Stored data entries:
************

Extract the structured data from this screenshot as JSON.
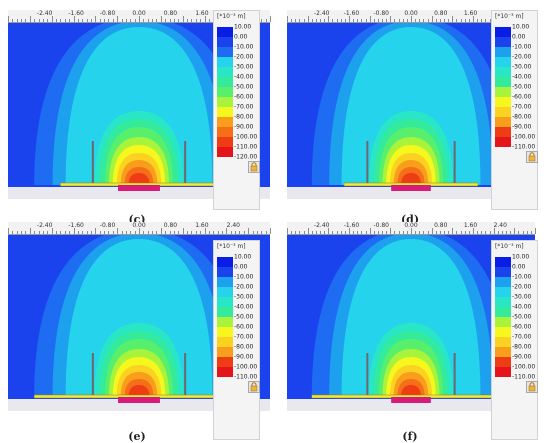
{
  "ruler_labels": [
    "-2.40",
    "-1.60",
    "-0.80",
    "0.00",
    "0.80",
    "1.60",
    "2.40"
  ],
  "legend": {
    "unit": "[*10⁻³ m]",
    "colors": [
      "#0a1de6",
      "#1a43ee",
      "#1e6cf2",
      "#1da0ee",
      "#25d3ec",
      "#29e6c6",
      "#34eb9c",
      "#58ef6c",
      "#a8f33c",
      "#f6f71d",
      "#fbd221",
      "#f99d1c",
      "#f56f18",
      "#ee3c15",
      "#e5141b"
    ]
  },
  "panels": [
    {
      "id": "c",
      "caption": "(c)",
      "legend_values": [
        "10.00",
        "0.00",
        "-10.00",
        "-20.00",
        "-30.00",
        "-40.00",
        "-50.00",
        "-60.00",
        "-70.00",
        "-80.00",
        "-90.00",
        "-100.00",
        "-110.00",
        "-120.00"
      ]
    },
    {
      "id": "d",
      "caption": "(d)",
      "legend_values": [
        "10.00",
        "0.00",
        "-10.00",
        "-20.00",
        "-30.00",
        "-40.00",
        "-50.00",
        "-60.00",
        "-70.00",
        "-80.00",
        "-90.00",
        "-100.00",
        "-110.00"
      ]
    },
    {
      "id": "e",
      "caption": "(e)",
      "legend_values": [
        "10.00",
        "0.00",
        "-10.00",
        "-20.00",
        "-30.00",
        "-40.00",
        "-50.00",
        "-60.00",
        "-70.00",
        "-80.00",
        "-90.00",
        "-100.00",
        "-110.00"
      ]
    },
    {
      "id": "f",
      "caption": "(f)",
      "legend_values": [
        "10.00",
        "0.00",
        "-10.00",
        "-20.00",
        "-30.00",
        "-40.00",
        "-50.00",
        "-60.00",
        "-70.00",
        "-80.00",
        "-90.00",
        "-100.00",
        "-110.00"
      ]
    }
  ],
  "icons": {
    "lock": "lock-icon"
  }
}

************

Check each line of the records above for the string "caption", and report every line that has it.

      "caption": "(c)",
      "caption": "(d)",
      "caption": "(e)",
      "caption": "(f)",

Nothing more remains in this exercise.